[Start Records to use]

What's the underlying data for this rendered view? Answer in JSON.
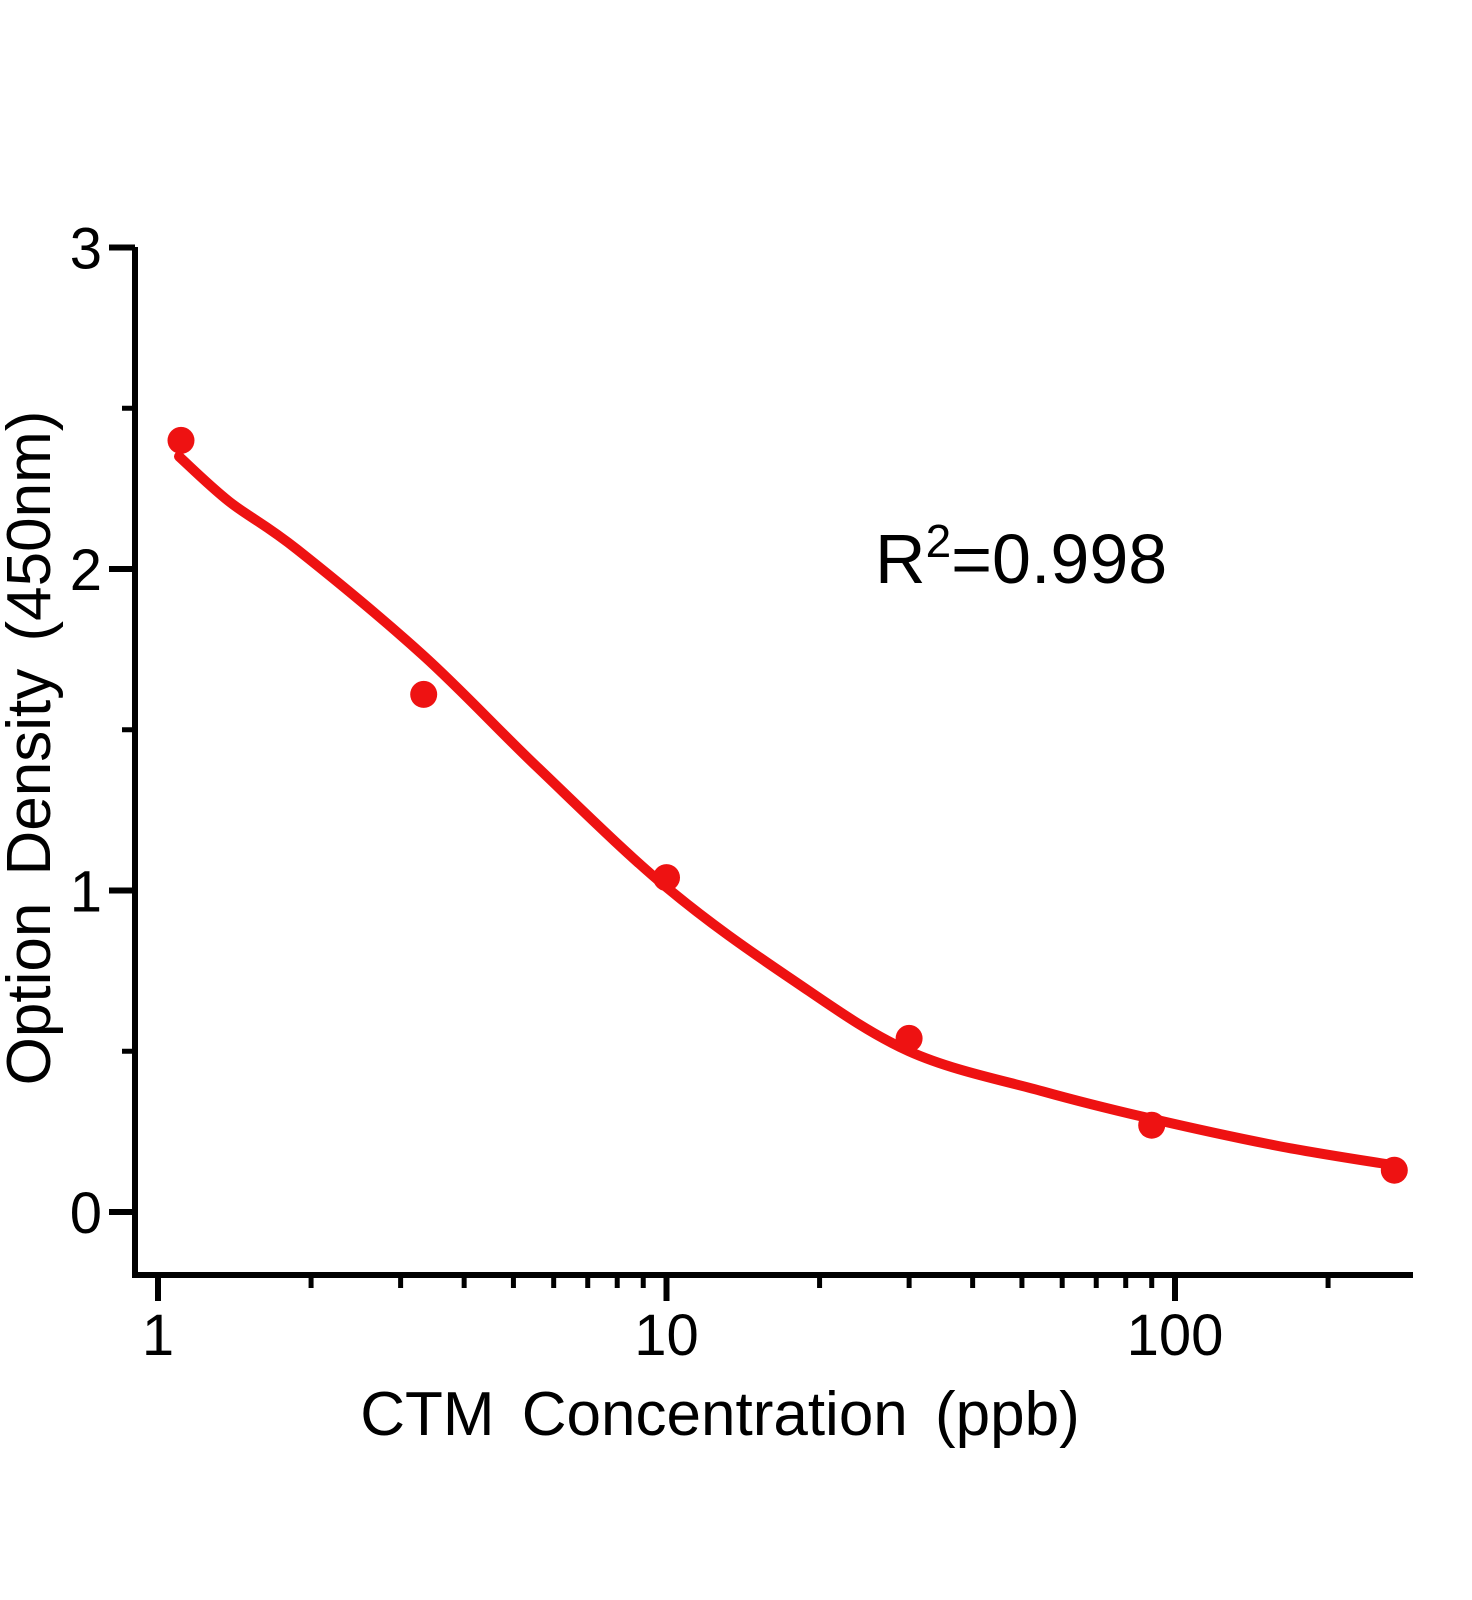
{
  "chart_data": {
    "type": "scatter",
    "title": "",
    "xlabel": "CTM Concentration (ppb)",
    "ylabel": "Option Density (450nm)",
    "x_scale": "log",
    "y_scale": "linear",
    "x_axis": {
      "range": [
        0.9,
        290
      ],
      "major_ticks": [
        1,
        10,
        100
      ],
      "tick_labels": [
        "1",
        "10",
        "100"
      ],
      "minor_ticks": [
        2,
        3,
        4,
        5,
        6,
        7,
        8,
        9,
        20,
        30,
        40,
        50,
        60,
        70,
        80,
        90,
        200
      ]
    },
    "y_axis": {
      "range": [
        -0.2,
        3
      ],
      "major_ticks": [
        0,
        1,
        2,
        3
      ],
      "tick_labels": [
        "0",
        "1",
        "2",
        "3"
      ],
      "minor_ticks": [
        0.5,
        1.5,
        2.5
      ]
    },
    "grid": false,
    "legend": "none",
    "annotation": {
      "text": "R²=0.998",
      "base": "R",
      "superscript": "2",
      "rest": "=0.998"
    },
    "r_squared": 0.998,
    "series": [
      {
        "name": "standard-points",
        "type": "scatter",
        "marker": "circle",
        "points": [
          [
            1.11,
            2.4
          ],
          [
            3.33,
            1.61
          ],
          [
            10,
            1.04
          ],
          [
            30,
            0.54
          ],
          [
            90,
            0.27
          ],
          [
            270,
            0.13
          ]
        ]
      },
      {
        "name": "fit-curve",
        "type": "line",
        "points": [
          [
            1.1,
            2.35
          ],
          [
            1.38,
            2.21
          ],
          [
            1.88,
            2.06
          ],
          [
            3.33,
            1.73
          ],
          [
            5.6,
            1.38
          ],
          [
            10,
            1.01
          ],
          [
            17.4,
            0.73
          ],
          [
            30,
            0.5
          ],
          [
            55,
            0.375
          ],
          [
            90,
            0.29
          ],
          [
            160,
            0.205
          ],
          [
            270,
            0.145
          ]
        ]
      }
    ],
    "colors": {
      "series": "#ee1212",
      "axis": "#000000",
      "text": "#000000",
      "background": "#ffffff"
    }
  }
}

[End Records to use]

— Request —
Transcribe the entries above verbatim, omitting their pictures.

— Result of the task —
What's the underlying data for this rendered view? Answer in JSON.
{
  "chart_data": {
    "type": "scatter",
    "title": "",
    "xlabel": "CTM Concentration (ppb)",
    "ylabel": "Option Density (450nm)",
    "x_scale": "log",
    "y_scale": "linear",
    "x_axis": {
      "range": [
        0.9,
        290
      ],
      "major_ticks": [
        1,
        10,
        100
      ],
      "tick_labels": [
        "1",
        "10",
        "100"
      ],
      "minor_ticks": [
        2,
        3,
        4,
        5,
        6,
        7,
        8,
        9,
        20,
        30,
        40,
        50,
        60,
        70,
        80,
        90,
        200
      ]
    },
    "y_axis": {
      "range": [
        -0.2,
        3
      ],
      "major_ticks": [
        0,
        1,
        2,
        3
      ],
      "tick_labels": [
        "0",
        "1",
        "2",
        "3"
      ],
      "minor_ticks": [
        0.5,
        1.5,
        2.5
      ]
    },
    "grid": false,
    "legend": "none",
    "annotation": {
      "text": "R²=0.998",
      "base": "R",
      "superscript": "2",
      "rest": "=0.998"
    },
    "r_squared": 0.998,
    "series": [
      {
        "name": "standard-points",
        "type": "scatter",
        "marker": "circle",
        "points": [
          [
            1.11,
            2.4
          ],
          [
            3.33,
            1.61
          ],
          [
            10,
            1.04
          ],
          [
            30,
            0.54
          ],
          [
            90,
            0.27
          ],
          [
            270,
            0.13
          ]
        ]
      },
      {
        "name": "fit-curve",
        "type": "line",
        "points": [
          [
            1.1,
            2.35
          ],
          [
            1.38,
            2.21
          ],
          [
            1.88,
            2.06
          ],
          [
            3.33,
            1.73
          ],
          [
            5.6,
            1.38
          ],
          [
            10,
            1.01
          ],
          [
            17.4,
            0.73
          ],
          [
            30,
            0.5
          ],
          [
            55,
            0.375
          ],
          [
            90,
            0.29
          ],
          [
            160,
            0.205
          ],
          [
            270,
            0.145
          ]
        ]
      }
    ],
    "colors": {
      "series": "#ee1212",
      "axis": "#000000",
      "text": "#000000",
      "background": "#ffffff"
    }
  }
}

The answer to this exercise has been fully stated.